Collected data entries
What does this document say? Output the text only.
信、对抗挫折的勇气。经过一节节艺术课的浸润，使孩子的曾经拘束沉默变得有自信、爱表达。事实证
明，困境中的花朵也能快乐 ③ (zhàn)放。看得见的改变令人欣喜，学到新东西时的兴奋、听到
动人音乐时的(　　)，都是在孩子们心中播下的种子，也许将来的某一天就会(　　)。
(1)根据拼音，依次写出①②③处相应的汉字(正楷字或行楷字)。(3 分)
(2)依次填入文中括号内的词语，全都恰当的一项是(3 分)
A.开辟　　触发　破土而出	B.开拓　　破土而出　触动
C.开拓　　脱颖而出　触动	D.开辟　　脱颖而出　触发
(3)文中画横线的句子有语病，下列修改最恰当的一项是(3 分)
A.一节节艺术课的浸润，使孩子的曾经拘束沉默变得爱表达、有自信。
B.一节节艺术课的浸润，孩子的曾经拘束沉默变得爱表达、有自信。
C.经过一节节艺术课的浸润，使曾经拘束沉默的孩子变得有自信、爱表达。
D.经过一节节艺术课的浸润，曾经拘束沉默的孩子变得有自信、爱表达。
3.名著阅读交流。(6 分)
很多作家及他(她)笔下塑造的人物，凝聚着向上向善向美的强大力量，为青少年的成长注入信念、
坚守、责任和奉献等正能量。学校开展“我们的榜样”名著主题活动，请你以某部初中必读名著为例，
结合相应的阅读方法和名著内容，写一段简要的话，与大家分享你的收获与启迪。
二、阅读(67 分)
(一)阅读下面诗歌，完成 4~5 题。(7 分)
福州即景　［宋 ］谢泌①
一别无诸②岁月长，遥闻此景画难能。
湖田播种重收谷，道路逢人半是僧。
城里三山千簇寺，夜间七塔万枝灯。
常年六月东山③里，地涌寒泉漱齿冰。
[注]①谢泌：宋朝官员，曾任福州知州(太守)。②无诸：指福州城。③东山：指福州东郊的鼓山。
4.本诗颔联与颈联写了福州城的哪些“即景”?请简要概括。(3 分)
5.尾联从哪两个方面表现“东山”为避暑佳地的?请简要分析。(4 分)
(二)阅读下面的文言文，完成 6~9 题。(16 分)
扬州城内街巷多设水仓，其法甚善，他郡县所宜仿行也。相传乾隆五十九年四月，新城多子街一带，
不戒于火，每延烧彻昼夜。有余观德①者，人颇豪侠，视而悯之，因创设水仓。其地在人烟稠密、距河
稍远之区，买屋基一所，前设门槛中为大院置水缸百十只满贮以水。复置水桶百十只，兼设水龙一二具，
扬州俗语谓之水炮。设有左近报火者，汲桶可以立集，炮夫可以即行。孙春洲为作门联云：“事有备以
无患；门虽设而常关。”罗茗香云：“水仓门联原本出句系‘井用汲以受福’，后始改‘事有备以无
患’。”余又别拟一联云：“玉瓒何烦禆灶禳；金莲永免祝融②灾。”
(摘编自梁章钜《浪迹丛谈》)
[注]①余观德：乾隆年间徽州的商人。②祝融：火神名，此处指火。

### Work to do
From the records above, pull out every line containing the word "经过一节节艺术课的浸润".

### The output
信、对抗挫折的勇气。经过一节节艺术课的浸润，使孩子的曾经拘束沉默变得有自信、爱表达。事实证
C.经过一节节艺术课的浸润，使曾经拘束沉默的孩子变得有自信、爱表达。
D.经过一节节艺术课的浸润，曾经拘束沉默的孩子变得有自信、爱表达。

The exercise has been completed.